#### Records provided

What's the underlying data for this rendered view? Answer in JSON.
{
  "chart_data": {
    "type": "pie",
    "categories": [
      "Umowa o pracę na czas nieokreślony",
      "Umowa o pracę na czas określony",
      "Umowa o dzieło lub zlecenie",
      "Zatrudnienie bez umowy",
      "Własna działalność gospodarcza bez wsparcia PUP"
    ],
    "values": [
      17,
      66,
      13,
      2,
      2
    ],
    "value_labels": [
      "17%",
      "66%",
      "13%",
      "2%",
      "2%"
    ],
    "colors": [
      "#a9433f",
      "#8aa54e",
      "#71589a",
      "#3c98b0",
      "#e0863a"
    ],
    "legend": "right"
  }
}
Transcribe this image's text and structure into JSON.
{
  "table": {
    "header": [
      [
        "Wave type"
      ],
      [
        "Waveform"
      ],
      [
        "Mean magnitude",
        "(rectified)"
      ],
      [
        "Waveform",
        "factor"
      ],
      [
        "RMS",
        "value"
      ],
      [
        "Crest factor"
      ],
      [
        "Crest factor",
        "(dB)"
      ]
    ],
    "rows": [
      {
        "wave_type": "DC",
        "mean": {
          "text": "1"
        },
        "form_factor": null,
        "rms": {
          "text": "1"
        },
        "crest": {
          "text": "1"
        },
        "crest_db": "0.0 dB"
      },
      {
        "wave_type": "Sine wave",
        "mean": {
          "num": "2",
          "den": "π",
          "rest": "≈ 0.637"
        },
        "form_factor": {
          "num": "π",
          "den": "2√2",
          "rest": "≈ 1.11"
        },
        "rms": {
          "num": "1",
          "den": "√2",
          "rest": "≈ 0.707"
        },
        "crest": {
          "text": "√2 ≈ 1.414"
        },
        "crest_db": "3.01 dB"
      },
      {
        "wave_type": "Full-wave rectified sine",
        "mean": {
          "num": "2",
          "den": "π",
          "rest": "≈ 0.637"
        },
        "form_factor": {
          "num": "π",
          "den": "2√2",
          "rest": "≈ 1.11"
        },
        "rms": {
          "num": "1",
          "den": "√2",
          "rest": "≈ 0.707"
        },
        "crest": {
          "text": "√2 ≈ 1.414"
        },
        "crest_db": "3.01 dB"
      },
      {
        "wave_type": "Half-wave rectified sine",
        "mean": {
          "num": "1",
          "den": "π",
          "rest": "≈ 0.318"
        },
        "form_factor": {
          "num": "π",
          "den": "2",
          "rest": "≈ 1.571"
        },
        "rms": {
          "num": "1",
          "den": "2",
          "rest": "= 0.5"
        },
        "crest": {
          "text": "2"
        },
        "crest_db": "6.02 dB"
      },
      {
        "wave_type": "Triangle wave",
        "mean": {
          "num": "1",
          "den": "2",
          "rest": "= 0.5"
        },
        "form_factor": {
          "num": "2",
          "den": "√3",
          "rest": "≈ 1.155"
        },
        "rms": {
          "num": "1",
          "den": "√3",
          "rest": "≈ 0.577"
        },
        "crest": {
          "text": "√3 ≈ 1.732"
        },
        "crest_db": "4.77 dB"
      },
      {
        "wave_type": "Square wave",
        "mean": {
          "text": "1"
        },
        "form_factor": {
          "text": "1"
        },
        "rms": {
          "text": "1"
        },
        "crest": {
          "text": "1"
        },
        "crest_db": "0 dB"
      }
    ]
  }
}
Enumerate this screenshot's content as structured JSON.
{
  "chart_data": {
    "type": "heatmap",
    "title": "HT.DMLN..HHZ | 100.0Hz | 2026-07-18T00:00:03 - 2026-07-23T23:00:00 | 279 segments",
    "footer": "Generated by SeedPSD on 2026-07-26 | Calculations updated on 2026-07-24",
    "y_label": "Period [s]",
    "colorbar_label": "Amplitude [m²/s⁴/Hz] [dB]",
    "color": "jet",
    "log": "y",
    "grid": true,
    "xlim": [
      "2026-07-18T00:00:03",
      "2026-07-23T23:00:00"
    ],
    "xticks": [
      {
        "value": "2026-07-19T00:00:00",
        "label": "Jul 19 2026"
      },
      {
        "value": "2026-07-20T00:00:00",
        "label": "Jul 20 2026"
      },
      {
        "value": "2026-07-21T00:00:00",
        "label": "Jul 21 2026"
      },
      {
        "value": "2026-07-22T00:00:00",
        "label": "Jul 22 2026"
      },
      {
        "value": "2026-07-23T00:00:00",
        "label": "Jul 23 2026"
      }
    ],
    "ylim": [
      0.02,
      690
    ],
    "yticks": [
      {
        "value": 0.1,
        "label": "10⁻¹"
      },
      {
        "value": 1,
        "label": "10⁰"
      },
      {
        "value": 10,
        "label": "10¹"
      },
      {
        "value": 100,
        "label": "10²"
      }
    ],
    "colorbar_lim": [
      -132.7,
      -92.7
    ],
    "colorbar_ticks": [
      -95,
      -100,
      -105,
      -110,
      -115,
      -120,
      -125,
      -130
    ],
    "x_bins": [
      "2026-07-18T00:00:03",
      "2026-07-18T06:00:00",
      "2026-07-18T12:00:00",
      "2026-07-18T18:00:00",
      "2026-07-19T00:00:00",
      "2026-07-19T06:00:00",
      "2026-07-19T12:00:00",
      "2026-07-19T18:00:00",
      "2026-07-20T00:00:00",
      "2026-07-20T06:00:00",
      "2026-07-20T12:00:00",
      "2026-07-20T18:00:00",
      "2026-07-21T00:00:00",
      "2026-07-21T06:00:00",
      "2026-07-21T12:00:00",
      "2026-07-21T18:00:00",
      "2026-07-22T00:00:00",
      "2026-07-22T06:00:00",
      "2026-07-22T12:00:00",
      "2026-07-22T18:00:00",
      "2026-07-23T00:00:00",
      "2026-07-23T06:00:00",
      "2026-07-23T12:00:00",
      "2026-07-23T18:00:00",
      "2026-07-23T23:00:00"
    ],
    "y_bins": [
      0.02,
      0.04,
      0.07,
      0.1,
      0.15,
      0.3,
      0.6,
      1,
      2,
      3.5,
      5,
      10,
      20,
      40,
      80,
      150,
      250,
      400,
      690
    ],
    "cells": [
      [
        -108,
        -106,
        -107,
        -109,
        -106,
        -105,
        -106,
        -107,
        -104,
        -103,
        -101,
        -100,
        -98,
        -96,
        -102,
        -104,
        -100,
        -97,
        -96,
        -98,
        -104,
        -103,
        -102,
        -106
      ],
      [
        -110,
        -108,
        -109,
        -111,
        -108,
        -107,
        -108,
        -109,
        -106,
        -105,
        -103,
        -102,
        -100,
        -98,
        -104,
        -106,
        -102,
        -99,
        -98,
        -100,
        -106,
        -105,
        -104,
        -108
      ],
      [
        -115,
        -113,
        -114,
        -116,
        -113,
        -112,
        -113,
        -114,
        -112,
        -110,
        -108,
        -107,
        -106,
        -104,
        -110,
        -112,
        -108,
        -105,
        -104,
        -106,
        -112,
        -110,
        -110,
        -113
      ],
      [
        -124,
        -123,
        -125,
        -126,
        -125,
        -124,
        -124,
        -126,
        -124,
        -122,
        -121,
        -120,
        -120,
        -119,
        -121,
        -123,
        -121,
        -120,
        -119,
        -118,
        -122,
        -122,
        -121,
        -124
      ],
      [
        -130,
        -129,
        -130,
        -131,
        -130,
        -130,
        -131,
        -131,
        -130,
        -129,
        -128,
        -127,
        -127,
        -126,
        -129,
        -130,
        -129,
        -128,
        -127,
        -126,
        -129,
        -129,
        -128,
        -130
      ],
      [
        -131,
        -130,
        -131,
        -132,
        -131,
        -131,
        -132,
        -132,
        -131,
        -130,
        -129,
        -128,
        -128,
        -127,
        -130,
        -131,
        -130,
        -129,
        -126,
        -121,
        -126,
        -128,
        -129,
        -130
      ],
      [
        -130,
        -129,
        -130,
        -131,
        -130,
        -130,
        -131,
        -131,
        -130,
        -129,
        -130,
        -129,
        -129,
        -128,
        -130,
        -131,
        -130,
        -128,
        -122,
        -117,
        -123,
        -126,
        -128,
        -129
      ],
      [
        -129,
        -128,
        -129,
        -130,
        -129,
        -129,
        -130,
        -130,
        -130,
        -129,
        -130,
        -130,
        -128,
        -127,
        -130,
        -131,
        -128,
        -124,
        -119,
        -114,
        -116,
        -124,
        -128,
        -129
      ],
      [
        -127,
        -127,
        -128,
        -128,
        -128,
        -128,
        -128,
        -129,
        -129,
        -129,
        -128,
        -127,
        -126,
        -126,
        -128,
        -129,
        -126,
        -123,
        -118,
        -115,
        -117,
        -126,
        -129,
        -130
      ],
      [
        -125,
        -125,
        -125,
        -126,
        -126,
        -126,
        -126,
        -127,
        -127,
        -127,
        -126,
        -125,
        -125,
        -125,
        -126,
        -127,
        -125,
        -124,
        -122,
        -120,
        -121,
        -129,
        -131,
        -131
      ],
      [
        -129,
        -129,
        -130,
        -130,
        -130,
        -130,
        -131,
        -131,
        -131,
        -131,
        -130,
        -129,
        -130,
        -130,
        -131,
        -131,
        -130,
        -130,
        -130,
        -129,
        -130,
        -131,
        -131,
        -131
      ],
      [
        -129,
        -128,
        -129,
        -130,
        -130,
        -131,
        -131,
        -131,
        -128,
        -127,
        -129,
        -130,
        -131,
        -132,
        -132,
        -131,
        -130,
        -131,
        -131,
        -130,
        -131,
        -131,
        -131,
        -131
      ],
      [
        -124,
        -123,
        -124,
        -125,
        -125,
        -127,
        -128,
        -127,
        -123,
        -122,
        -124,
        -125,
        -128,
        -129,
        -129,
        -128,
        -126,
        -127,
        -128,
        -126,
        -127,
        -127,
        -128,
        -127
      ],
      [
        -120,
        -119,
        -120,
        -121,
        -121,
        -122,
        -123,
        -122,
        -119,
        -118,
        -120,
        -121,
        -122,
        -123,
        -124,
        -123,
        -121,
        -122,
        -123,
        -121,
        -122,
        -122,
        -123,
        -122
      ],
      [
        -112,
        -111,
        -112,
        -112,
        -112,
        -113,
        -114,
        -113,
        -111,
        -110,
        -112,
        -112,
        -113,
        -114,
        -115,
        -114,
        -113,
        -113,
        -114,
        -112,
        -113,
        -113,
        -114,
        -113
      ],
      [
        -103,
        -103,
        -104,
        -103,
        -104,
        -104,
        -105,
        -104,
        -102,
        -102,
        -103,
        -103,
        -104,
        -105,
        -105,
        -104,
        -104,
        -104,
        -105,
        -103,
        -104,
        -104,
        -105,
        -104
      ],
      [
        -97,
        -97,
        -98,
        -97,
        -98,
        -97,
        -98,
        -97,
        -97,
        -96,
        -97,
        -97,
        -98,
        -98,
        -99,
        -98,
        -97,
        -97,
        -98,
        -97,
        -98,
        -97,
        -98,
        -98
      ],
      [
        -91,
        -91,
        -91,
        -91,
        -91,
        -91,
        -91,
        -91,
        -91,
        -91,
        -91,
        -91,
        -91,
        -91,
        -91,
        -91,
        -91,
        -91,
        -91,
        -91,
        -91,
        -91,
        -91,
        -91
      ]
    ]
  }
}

########

:: Problem statement ::
Check each line above for the string "Umowa" and show the ones that have it.

:: Final result ::
      "Umowa o pracę na czas nieokreślony",
      "Umowa o pracę na czas określony",
      "Umowa o dzieło lub zlecenie",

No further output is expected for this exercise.